** Consegna **
Prosegui il testo con la testimonianza sul lavoro del 118 durante l'emergenza Covid, partendo dopo l'ultima frase riportata.

** Testo di partenza **
**********

“La difficoltà maggiore è interfacciarsi con la centrale operativa: non abbiamo un canale radio, usiamo i cellulari e chiamiamo lo stesso numero dell’utenza, che ovviamente di questi tempi deve gestire un carico enorme di chiamate – si legge -. Così mi capita di dover rimanere al telefono, in attesa per ore anche solo per richiedere l’intervento di un’ambulanza per il ricovero di un paziente Covid che ho raggiunto con l’auto medica. E se sei intervenuto per un infarto o un incidente stradale, i tempi sono fondamentali. In questo periodo non siamo stati n grado di dare assistenza e soccorso ai pazienti non Covid. Nella prima ondata la gente aveva così paura che non chiamava proprio il 118. Ora invece chiamano ed emerge così il paradosso della pandemia: il sistema sanitario non garantisce assistenza ai malati non Covid. E rispetto alla prima fase troviamo gli stessi disservizi e la stessa cattiva organizzazione”.

“Un altro grande problema è l’attesa in ambulanza fuori dal pronto soccorso. Ci è capitato che la Centrale operativa ci rispondesse: ‘Vai dove vuoi, tanto non c’è posto da nessuna parte’. E ci siamo trovati con pazienti Covid con insufficienza respiratoria a bordo, ad attendere dalle 3 alle 6 ore fuori dal pronto soccorso, finché l’ossigeno del mezzo di soccorso non si è esaurito – spiega -. Talvolta i pazienti sono stati ricoverati sulla nostra barella, per cui l’ambulanza è rimasta ferma finché non si è liberato un posto letto. Ci siamo trovati a intervenire in situazioni ‘dimenticate’ dal sistema, come una RSA in cui vivono 26 suore che inspiegabilmente non sono ancora state vaccinate o tutti gli over 80 che non riescono a muoversi e non sono ancora stati raggiunti dalla vaccinazione a domicilio. Una serie di compiti sono ricaduti sul sistema emergenza, perché solo noi potevamo andare a casa dei cittadini. E il sistema ha retto proprio grazie al 118, che si è caricato l’assistenza territoriale sulle proprie spalle. Eppure, siamo stati dimenticati da tutti”.

“Il nostro è un lavoro duro. In questo periodo di emergenza Covid ci vestiamo dalle 6 alle 8 volte al giorno. Nessuno ci ha fatto formazione sulla vestizione: abbiamo imparato da soli, guardando i video dello Spallanzani. E ci siamo autotassati per comprare sapone e carta asciugamani che non c’erano – continua il medico -. Inoltre, dobbiamo procedere dopo ogni trasporto alla sanificazione dei mezzi, che avviene solo in pochi centri: ci capita regolarmente di fare per esempio un intervento a Casamassima e di dover tornare al Di Venere per la santificazione del mezzo. Vuol dire chilometri e tempo: ogni intervento finisce col durare non meno di 2 ore e a fine giornata abbiamo percorso almeno 200 chilometri”.
**********
** Righe fornite **
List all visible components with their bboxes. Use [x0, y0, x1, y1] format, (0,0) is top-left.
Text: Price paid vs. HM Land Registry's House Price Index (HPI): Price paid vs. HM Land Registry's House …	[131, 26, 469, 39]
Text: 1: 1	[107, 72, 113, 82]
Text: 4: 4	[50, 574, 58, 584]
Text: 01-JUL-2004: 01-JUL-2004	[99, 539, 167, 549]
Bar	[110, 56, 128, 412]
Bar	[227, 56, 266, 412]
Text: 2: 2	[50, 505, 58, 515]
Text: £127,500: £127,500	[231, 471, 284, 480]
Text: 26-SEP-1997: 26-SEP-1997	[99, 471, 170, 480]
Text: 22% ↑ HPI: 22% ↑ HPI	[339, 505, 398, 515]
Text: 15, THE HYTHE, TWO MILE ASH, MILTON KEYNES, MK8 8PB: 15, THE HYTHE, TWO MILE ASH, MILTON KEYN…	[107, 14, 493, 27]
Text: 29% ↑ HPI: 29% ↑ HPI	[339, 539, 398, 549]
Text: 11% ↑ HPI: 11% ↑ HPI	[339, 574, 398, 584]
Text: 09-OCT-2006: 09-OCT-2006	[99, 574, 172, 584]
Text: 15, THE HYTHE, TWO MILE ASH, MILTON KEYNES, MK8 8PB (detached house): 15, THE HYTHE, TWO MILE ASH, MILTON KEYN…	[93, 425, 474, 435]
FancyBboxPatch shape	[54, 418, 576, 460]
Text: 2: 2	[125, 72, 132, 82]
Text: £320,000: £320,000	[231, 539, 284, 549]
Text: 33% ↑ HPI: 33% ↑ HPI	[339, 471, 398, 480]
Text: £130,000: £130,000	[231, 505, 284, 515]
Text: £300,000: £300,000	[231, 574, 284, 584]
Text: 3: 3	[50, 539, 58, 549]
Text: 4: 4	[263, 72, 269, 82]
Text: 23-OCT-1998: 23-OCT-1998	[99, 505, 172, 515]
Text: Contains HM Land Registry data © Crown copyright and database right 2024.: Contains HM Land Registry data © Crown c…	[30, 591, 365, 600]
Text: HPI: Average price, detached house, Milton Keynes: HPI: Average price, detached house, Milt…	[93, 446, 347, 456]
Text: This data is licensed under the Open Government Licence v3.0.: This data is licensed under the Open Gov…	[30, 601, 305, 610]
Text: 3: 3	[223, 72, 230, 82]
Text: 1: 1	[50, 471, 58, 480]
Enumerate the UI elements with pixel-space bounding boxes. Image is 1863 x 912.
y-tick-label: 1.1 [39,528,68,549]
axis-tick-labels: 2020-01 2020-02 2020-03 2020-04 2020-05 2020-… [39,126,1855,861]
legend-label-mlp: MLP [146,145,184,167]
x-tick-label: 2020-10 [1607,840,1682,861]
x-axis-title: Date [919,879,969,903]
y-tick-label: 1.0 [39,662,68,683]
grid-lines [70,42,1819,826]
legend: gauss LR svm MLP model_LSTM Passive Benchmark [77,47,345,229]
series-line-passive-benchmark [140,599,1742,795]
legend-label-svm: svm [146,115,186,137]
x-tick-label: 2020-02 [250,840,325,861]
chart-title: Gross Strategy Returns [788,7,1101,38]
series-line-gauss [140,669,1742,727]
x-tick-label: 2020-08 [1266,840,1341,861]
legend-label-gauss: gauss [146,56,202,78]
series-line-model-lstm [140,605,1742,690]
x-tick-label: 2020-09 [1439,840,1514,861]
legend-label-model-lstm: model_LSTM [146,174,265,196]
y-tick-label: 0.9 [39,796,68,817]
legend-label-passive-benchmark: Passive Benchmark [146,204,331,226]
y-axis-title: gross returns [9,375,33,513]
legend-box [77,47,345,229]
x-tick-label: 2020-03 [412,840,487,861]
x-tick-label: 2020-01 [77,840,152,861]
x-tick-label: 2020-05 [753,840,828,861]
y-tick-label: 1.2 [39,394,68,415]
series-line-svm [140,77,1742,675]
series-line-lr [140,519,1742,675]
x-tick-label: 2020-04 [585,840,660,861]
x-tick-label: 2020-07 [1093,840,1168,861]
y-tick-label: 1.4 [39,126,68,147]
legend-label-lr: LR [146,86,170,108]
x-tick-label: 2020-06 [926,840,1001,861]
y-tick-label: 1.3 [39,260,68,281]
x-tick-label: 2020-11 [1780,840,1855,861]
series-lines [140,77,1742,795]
**********
** Soluzione **
“Di questo periodo difficile mi rimane una grande esperienza umana: quando siamo entrati nelle case di anziani soli ci hanno chiesto di preparare i loro indumenti ‘buoni’ per andare in ospedale, abbiamo raccolto i loro effetti personali in una borsa, abbiamo etichettato tutto con il loro nome e imparato a trascrivere i numeri di telefono sui referti. Siamo noi che abbiamo chiuso casa loro e abbiamo preso le chiavi, che abbiamo visto migliaia di persone poco prima che morissero. Ci siamo ritrovati a vegliare anziani morenti insieme ai loro parenti conviventi, attorno al letto, in attesa di certificare il decesso – afferma -. È stato umanamente toccante, bellissimo e terribile al tempo stesso. Eppure non esiste nessun servizio di supporto psicologico. Facciamo i debriefing tra di noi, per aiutarci a vicenda”.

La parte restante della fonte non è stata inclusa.